◆ What is being asked ◆
Exclude all pictures, then copy each of the records exactly as written.

Stored data
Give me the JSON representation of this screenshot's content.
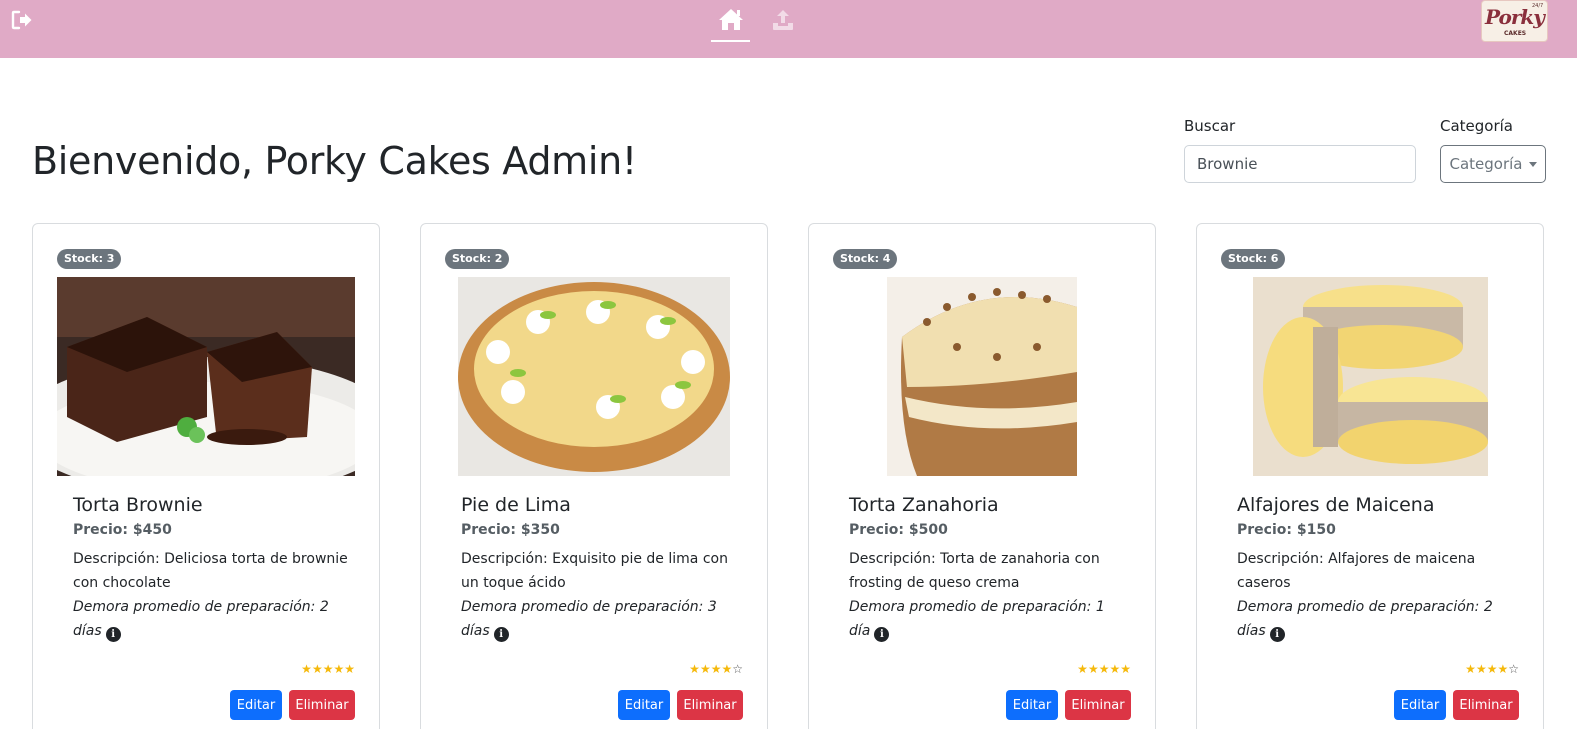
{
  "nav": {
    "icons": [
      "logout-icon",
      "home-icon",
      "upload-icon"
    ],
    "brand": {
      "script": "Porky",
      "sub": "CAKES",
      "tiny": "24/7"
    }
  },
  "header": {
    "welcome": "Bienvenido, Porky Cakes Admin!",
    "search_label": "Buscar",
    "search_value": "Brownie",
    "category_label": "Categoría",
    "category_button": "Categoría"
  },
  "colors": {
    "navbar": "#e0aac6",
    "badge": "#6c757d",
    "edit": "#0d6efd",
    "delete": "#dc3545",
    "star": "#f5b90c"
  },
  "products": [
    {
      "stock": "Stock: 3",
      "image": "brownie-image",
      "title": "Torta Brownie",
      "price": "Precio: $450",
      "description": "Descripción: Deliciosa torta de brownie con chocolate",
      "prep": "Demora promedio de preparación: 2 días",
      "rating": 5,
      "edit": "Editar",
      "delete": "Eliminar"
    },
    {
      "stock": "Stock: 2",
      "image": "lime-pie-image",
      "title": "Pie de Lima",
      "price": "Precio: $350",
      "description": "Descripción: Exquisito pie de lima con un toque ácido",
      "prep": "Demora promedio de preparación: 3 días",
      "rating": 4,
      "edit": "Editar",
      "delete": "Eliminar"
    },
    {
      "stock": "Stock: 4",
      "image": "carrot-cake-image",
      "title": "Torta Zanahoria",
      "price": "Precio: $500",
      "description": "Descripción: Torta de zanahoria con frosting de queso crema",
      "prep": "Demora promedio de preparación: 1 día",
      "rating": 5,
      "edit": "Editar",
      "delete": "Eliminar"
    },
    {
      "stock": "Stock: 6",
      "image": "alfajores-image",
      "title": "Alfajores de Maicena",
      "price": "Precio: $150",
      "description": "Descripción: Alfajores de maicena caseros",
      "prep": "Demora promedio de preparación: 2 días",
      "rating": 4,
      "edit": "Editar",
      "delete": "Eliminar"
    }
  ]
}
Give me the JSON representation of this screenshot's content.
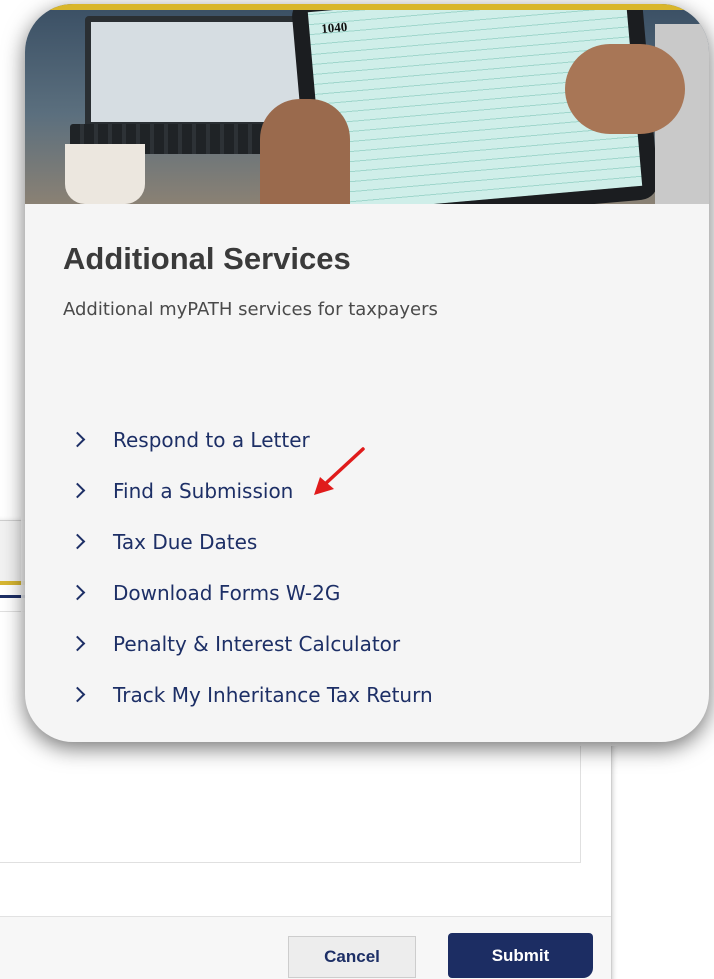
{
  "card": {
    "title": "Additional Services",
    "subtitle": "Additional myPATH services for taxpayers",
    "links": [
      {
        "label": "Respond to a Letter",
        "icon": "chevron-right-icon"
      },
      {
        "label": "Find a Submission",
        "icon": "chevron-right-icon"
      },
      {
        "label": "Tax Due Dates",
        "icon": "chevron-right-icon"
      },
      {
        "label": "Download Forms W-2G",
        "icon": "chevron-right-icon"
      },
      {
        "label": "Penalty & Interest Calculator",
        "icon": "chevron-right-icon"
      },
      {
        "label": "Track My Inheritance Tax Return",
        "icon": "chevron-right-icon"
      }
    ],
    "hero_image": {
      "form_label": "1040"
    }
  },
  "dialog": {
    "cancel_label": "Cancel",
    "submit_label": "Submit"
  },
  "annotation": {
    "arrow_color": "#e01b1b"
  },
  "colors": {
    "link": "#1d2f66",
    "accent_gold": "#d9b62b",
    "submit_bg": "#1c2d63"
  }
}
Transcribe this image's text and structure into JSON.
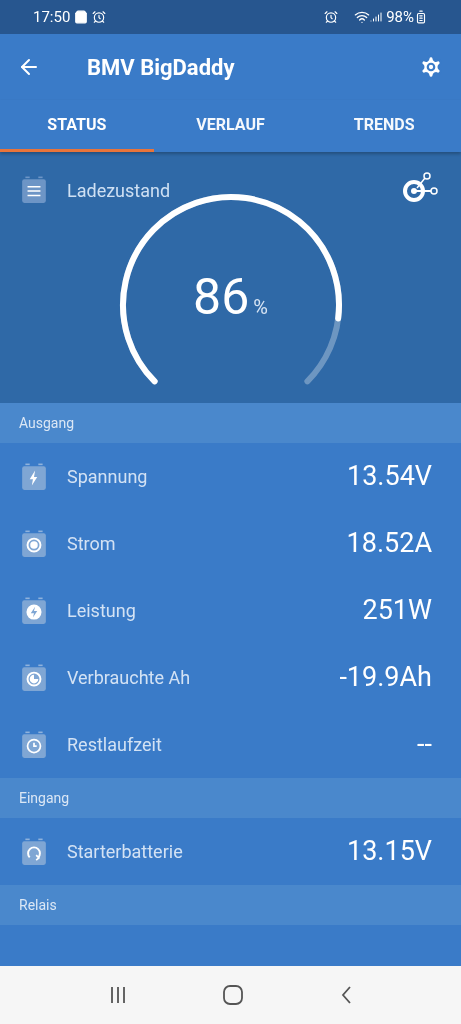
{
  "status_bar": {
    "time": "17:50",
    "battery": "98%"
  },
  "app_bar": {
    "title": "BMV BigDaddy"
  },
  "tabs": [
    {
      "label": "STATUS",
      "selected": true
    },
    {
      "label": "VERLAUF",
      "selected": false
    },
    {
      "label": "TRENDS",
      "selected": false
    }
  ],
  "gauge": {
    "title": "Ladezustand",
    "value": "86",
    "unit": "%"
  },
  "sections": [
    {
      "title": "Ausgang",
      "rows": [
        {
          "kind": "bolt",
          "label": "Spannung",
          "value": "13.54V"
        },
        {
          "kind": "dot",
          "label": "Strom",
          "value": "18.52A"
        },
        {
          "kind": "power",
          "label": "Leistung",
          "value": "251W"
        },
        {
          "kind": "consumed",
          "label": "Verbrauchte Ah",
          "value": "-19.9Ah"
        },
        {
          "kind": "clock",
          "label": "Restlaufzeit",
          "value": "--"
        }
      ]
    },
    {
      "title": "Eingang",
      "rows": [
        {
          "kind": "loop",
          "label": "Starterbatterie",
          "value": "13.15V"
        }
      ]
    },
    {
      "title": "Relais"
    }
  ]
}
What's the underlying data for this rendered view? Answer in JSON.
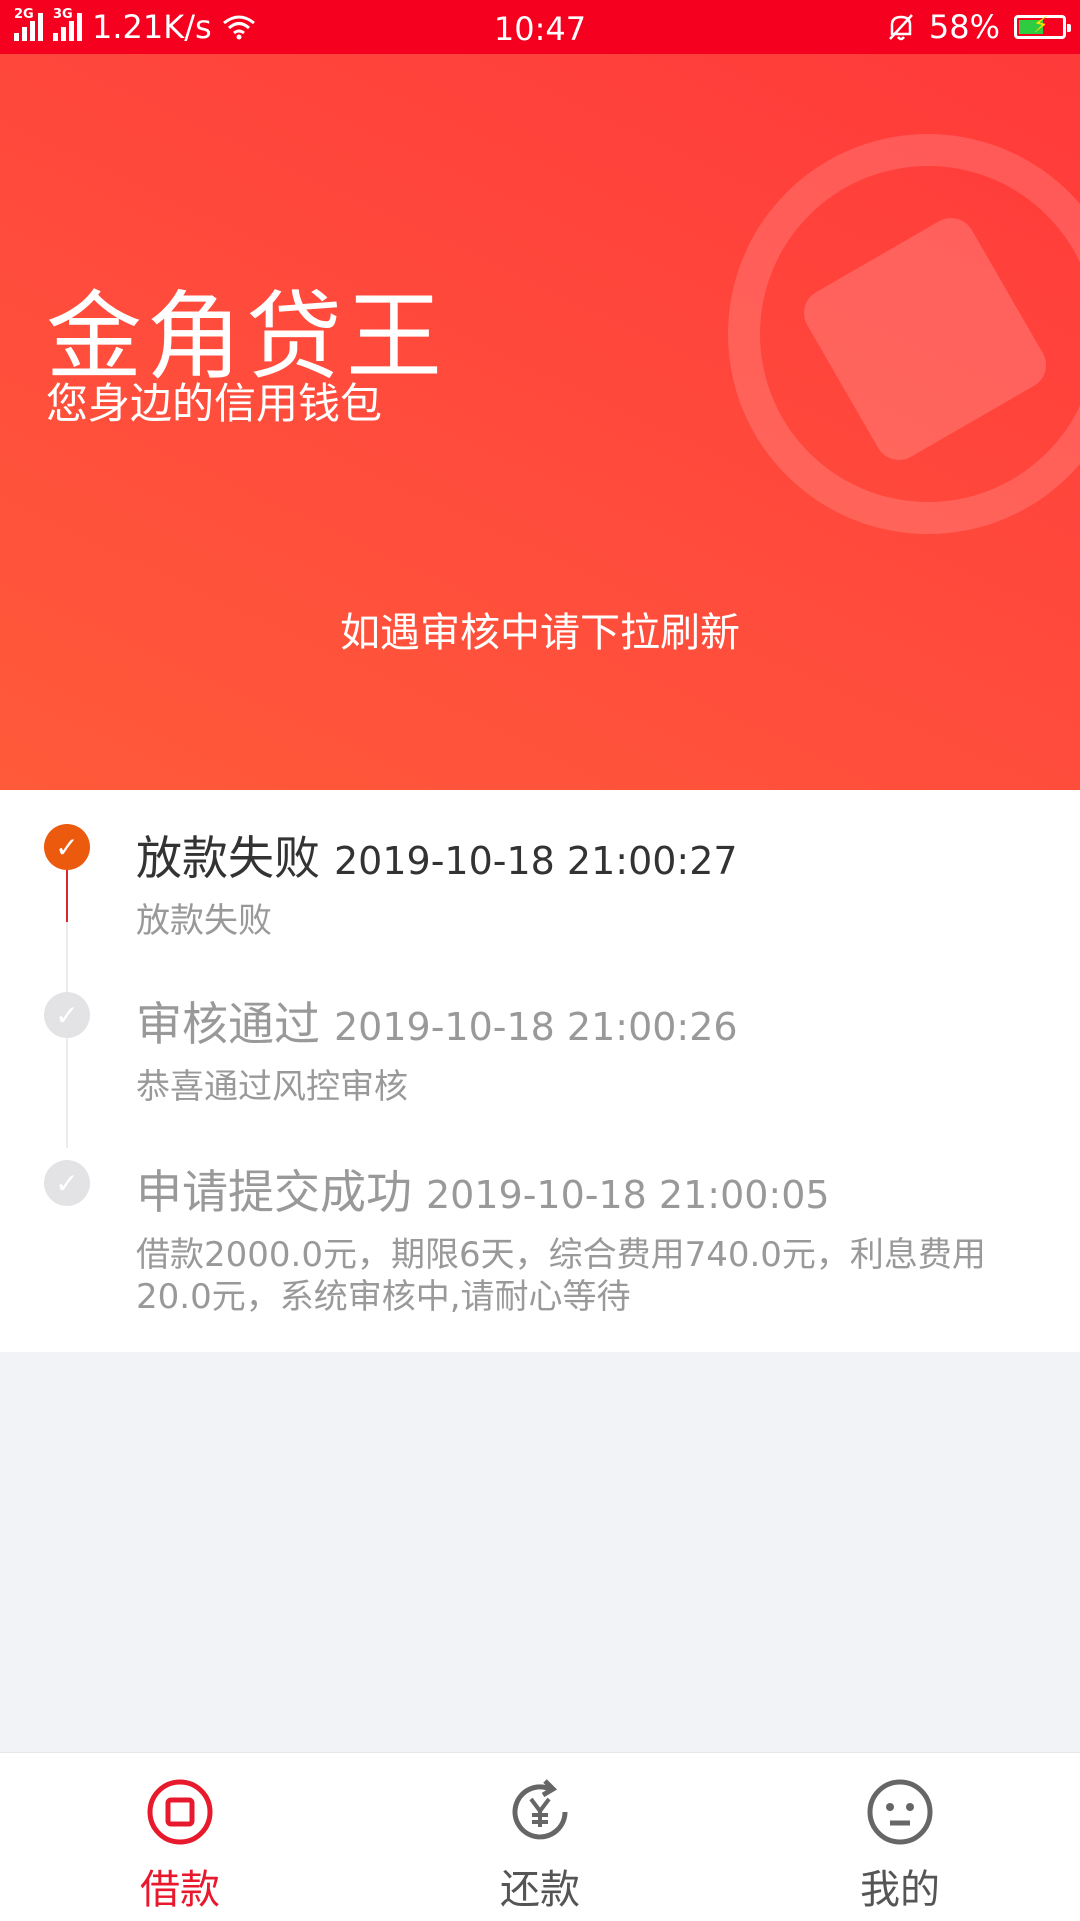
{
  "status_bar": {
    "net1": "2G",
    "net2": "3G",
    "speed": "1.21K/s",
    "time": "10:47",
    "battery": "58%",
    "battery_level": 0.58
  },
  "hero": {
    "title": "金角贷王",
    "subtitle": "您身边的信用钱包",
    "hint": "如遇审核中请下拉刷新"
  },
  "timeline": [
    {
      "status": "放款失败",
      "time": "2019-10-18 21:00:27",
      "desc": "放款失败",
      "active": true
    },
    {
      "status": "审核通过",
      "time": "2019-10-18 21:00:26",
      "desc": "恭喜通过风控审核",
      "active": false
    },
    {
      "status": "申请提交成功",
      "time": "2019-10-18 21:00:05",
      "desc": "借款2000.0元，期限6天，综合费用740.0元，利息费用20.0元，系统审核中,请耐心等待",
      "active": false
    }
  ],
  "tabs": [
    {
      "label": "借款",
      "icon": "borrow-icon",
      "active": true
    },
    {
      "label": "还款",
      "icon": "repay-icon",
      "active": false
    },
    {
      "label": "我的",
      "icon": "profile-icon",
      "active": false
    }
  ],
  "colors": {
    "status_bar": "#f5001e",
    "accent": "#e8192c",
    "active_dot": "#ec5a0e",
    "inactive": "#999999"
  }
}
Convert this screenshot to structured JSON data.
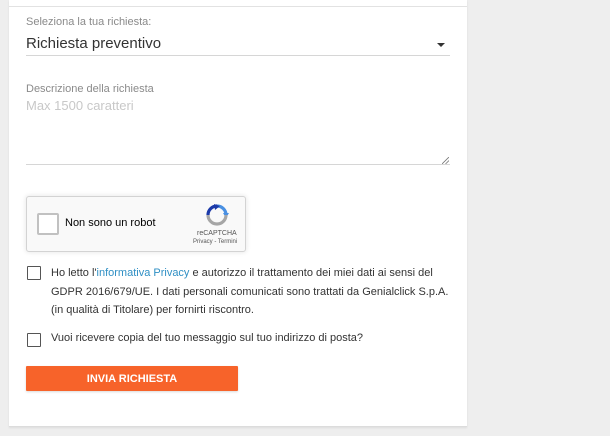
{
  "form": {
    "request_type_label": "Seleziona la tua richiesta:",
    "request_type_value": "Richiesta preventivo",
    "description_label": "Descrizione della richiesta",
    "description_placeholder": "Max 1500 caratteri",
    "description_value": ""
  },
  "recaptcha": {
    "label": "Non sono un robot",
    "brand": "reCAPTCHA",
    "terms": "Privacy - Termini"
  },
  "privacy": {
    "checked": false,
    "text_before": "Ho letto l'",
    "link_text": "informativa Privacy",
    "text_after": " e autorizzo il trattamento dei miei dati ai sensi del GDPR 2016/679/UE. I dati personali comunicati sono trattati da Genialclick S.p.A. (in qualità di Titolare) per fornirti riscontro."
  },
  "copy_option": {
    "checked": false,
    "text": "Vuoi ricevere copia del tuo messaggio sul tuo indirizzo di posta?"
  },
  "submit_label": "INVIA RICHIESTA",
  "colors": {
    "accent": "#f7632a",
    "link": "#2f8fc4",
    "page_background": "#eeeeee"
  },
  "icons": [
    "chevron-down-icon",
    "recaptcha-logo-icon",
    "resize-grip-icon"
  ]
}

◆ Task answer ◆
Give me the JSON representation of this screenshot's content.
{
  "nav": {
    "icons": [
      "logout-icon",
      "home-icon",
      "upload-icon"
    ],
    "brand": {
      "script": "Porky",
      "sub": "CAKES",
      "tiny": "24/7"
    }
  },
  "header": {
    "welcome": "Bienvenido, Porky Cakes Admin!",
    "search_label": "Buscar",
    "search_value": "Brownie",
    "category_label": "Categoría",
    "category_button": "Categoría"
  },
  "colors": {
    "navbar": "#e0aac6",
    "badge": "#6c757d",
    "edit": "#0d6efd",
    "delete": "#dc3545",
    "star": "#f5b90c"
  },
  "products": [
    {
      "stock": "Stock: 3",
      "image": "brownie-image",
      "title": "Torta Brownie",
      "price": "Precio: $450",
      "description": "Descripción: Deliciosa torta de brownie con chocolate",
      "prep": "Demora promedio de preparación: 2 días",
      "rating": 5,
      "edit": "Editar",
      "delete": "Eliminar"
    },
    {
      "stock": "Stock: 2",
      "image": "lime-pie-image",
      "title": "Pie de Lima",
      "price": "Precio: $350",
      "description": "Descripción: Exquisito pie de lima con un toque ácido",
      "prep": "Demora promedio de preparación: 3 días",
      "rating": 4,
      "edit": "Editar",
      "delete": "Eliminar"
    },
    {
      "stock": "Stock: 4",
      "image": "carrot-cake-image",
      "title": "Torta Zanahoria",
      "price": "Precio: $500",
      "description": "Descripción: Torta de zanahoria con frosting de queso crema",
      "prep": "Demora promedio de preparación: 1 día",
      "rating": 5,
      "edit": "Editar",
      "delete": "Eliminar"
    },
    {
      "stock": "Stock: 6",
      "image": "alfajores-image",
      "title": "Alfajores de Maicena",
      "price": "Precio: $150",
      "description": "Descripción: Alfajores de maicena caseros",
      "prep": "Demora promedio de preparación: 2 días",
      "rating": 4,
      "edit": "Editar",
      "delete": "Eliminar"
    }
  ]
}
Give me the JSON representation of this screenshot's content.
{
  "card": {
    "title": "Additional Services",
    "subtitle": "Additional myPATH services for taxpayers",
    "links": [
      {
        "label": "Respond to a Letter",
        "icon": "chevron-right-icon"
      },
      {
        "label": "Find a Submission",
        "icon": "chevron-right-icon"
      },
      {
        "label": "Tax Due Dates",
        "icon": "chevron-right-icon"
      },
      {
        "label": "Download Forms W-2G",
        "icon": "chevron-right-icon"
      },
      {
        "label": "Penalty & Interest Calculator",
        "icon": "chevron-right-icon"
      },
      {
        "label": "Track My Inheritance Tax Return",
        "icon": "chevron-right-icon"
      }
    ],
    "hero_image": {
      "form_label": "1040"
    }
  },
  "dialog": {
    "cancel_label": "Cancel",
    "submit_label": "Submit"
  },
  "annotation": {
    "arrow_color": "#e01b1b"
  },
  "colors": {
    "link": "#1d2f66",
    "accent_gold": "#d9b62b",
    "submit_bg": "#1c2d63"
  }
}
Transcribe this image's text and structure into JSON.
{
  "status_bar": {
    "time": "17:50",
    "battery": "98%"
  },
  "app_bar": {
    "title": "BMV BigDaddy"
  },
  "tabs": [
    {
      "label": "STATUS",
      "selected": true
    },
    {
      "label": "VERLAUF",
      "selected": false
    },
    {
      "label": "TRENDS",
      "selected": false
    }
  ],
  "gauge": {
    "title": "Ladezustand",
    "value": "86",
    "unit": "%"
  },
  "sections": [
    {
      "title": "Ausgang",
      "rows": [
        {
          "kind": "bolt",
          "label": "Spannung",
          "value": "13.54V"
        },
        {
          "kind": "dot",
          "label": "Strom",
          "value": "18.52A"
        },
        {
          "kind": "power",
          "label": "Leistung",
          "value": "251W"
        },
        {
          "kind": "consumed",
          "label": "Verbrauchte Ah",
          "value": "-19.9Ah"
        },
        {
          "kind": "clock",
          "label": "Restlaufzeit",
          "value": "--"
        }
      ]
    },
    {
      "title": "Eingang",
      "rows": [
        {
          "kind": "loop",
          "label": "Starterbatterie",
          "value": "13.15V"
        }
      ]
    },
    {
      "title": "Relais"
    }
  ]
}
What's the underlying data for this rendered view? Answer in JSON.
{
  "status_bar": {
    "net1": "2G",
    "net2": "3G",
    "speed": "1.21K/s",
    "time": "10:47",
    "battery": "58%",
    "battery_level": 0.58
  },
  "hero": {
    "title": "金角贷王",
    "subtitle": "您身边的信用钱包",
    "hint": "如遇审核中请下拉刷新"
  },
  "timeline": [
    {
      "status": "放款失败",
      "time": "2019-10-18 21:00:27",
      "desc": "放款失败",
      "active": true
    },
    {
      "status": "审核通过",
      "time": "2019-10-18 21:00:26",
      "desc": "恭喜通过风控审核",
      "active": false
    },
    {
      "status": "申请提交成功",
      "time": "2019-10-18 21:00:05",
      "desc": "借款2000.0元，期限6天，综合费用740.0元，利息费用20.0元，系统审核中,请耐心等待",
      "active": false
    }
  ],
  "tabs": [
    {
      "label": "借款",
      "icon": "borrow-icon",
      "active": true
    },
    {
      "label": "还款",
      "icon": "repay-icon",
      "active": false
    },
    {
      "label": "我的",
      "icon": "profile-icon",
      "active": false
    }
  ],
  "colors": {
    "status_bar": "#f5001e",
    "accent": "#e8192c",
    "active_dot": "#ec5a0e",
    "inactive": "#999999"
  }
}
Convert this screenshot to structured JSON data.
{
  "form": {
    "request_type_label": "Seleziona la tua richiesta:",
    "request_type_value": "Richiesta preventivo",
    "description_label": "Descrizione della richiesta",
    "description_placeholder": "Max 1500 caratteri",
    "description_value": ""
  },
  "recaptcha": {
    "label": "Non sono un robot",
    "brand": "reCAPTCHA",
    "terms": "Privacy - Termini"
  },
  "privacy": {
    "checked": false,
    "text_before": "Ho letto l'",
    "link_text": "informativa Privacy",
    "text_after": " e autorizzo il trattamento dei miei dati ai sensi del GDPR 2016/679/UE. I dati personali comunicati sono trattati da Genialclick S.p.A. (in qualità di Titolare) per fornirti riscontro."
  },
  "copy_option": {
    "checked": false,
    "text": "Vuoi ricevere copia del tuo messaggio sul tuo indirizzo di posta?"
  },
  "submit_label": "INVIA RICHIESTA",
  "colors": {
    "accent": "#f7632a",
    "link": "#2f8fc4",
    "page_background": "#eeeeee"
  },
  "icons": [
    "chevron-down-icon",
    "recaptcha-logo-icon",
    "resize-grip-icon"
  ]
}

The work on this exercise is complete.